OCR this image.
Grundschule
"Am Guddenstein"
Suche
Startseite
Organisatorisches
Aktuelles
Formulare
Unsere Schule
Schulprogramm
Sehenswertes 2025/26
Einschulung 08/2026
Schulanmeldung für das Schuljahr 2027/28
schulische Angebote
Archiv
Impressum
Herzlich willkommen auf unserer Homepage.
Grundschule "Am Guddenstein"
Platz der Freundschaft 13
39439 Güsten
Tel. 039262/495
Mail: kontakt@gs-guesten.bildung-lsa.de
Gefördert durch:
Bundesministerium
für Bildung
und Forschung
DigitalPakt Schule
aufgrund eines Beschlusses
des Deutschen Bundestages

____________________

Find every line in the records above that contains the word "Guddenstein", and copy each one.

"Am Guddenstein"
Grundschule "Am Guddenstein"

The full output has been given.